__What is expected__: Copy every entry exactly as given, minus the images.

__Task material__:

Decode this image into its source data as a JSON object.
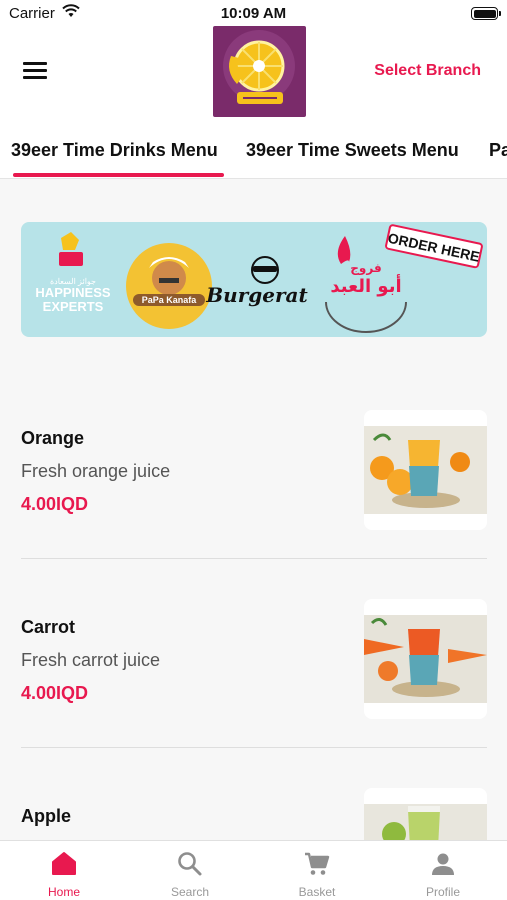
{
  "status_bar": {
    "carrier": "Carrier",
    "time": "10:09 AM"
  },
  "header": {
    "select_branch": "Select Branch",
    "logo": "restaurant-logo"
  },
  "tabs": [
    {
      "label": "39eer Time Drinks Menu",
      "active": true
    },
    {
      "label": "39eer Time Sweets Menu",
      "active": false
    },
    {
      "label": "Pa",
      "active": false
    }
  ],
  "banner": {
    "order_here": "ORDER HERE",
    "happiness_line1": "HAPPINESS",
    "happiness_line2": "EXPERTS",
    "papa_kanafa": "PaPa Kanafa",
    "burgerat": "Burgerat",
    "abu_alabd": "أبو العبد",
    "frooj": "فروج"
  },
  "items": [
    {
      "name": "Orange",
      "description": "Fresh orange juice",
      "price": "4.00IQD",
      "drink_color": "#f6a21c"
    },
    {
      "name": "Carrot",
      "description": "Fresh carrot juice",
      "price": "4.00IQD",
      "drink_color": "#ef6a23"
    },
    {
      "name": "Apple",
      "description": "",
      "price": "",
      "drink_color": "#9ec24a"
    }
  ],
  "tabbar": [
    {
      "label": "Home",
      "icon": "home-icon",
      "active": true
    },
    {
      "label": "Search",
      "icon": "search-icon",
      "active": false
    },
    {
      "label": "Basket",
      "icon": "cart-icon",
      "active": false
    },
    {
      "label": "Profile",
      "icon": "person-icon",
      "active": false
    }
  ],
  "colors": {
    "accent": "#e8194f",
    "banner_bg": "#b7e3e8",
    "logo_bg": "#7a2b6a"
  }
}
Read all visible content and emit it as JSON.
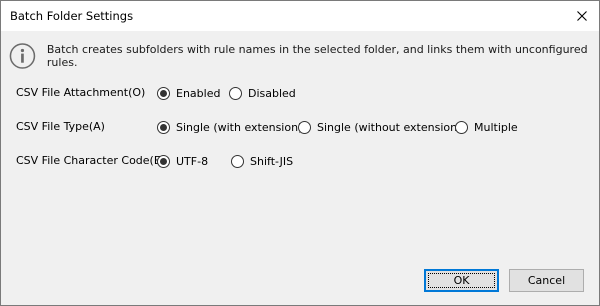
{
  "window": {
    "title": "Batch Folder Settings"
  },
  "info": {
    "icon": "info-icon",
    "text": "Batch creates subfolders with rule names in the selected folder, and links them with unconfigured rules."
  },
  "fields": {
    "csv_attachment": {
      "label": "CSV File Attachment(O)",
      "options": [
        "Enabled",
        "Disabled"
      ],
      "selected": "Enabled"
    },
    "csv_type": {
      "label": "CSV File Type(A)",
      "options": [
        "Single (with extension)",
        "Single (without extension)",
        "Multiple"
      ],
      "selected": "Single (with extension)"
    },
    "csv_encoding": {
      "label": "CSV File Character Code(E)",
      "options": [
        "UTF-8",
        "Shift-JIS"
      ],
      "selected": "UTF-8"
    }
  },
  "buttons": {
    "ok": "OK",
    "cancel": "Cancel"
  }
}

__Correct result__:
Decode this image into its source data as a JSON object.
{
  "status_bar": {
    "carrier": "Carrier",
    "time": "10:09 AM"
  },
  "header": {
    "select_branch": "Select Branch",
    "logo": "restaurant-logo"
  },
  "tabs": [
    {
      "label": "39eer Time Drinks Menu",
      "active": true
    },
    {
      "label": "39eer Time Sweets Menu",
      "active": false
    },
    {
      "label": "Pa",
      "active": false
    }
  ],
  "banner": {
    "order_here": "ORDER HERE",
    "happiness_line1": "HAPPINESS",
    "happiness_line2": "EXPERTS",
    "papa_kanafa": "PaPa Kanafa",
    "burgerat": "Burgerat",
    "abu_alabd": "أبو العبد",
    "frooj": "فروج"
  },
  "items": [
    {
      "name": "Orange",
      "description": "Fresh orange juice",
      "price": "4.00IQD",
      "drink_color": "#f6a21c"
    },
    {
      "name": "Carrot",
      "description": "Fresh carrot juice",
      "price": "4.00IQD",
      "drink_color": "#ef6a23"
    },
    {
      "name": "Apple",
      "description": "",
      "price": "",
      "drink_color": "#9ec24a"
    }
  ],
  "tabbar": [
    {
      "label": "Home",
      "icon": "home-icon",
      "active": true
    },
    {
      "label": "Search",
      "icon": "search-icon",
      "active": false
    },
    {
      "label": "Basket",
      "icon": "cart-icon",
      "active": false
    },
    {
      "label": "Profile",
      "icon": "person-icon",
      "active": false
    }
  ],
  "colors": {
    "accent": "#e8194f",
    "banner_bg": "#b7e3e8",
    "logo_bg": "#7a2b6a"
  }
}
Read all visible content and emit it as JSON.
{
  "window": {
    "title": "Batch Folder Settings"
  },
  "info": {
    "icon": "info-icon",
    "text": "Batch creates subfolders with rule names in the selected folder, and links them with unconfigured rules."
  },
  "fields": {
    "csv_attachment": {
      "label": "CSV File Attachment(O)",
      "options": [
        "Enabled",
        "Disabled"
      ],
      "selected": "Enabled"
    },
    "csv_type": {
      "label": "CSV File Type(A)",
      "options": [
        "Single (with extension)",
        "Single (without extension)",
        "Multiple"
      ],
      "selected": "Single (with extension)"
    },
    "csv_encoding": {
      "label": "CSV File Character Code(E)",
      "options": [
        "UTF-8",
        "Shift-JIS"
      ],
      "selected": "UTF-8"
    }
  },
  "buttons": {
    "ok": "OK",
    "cancel": "Cancel"
  }
}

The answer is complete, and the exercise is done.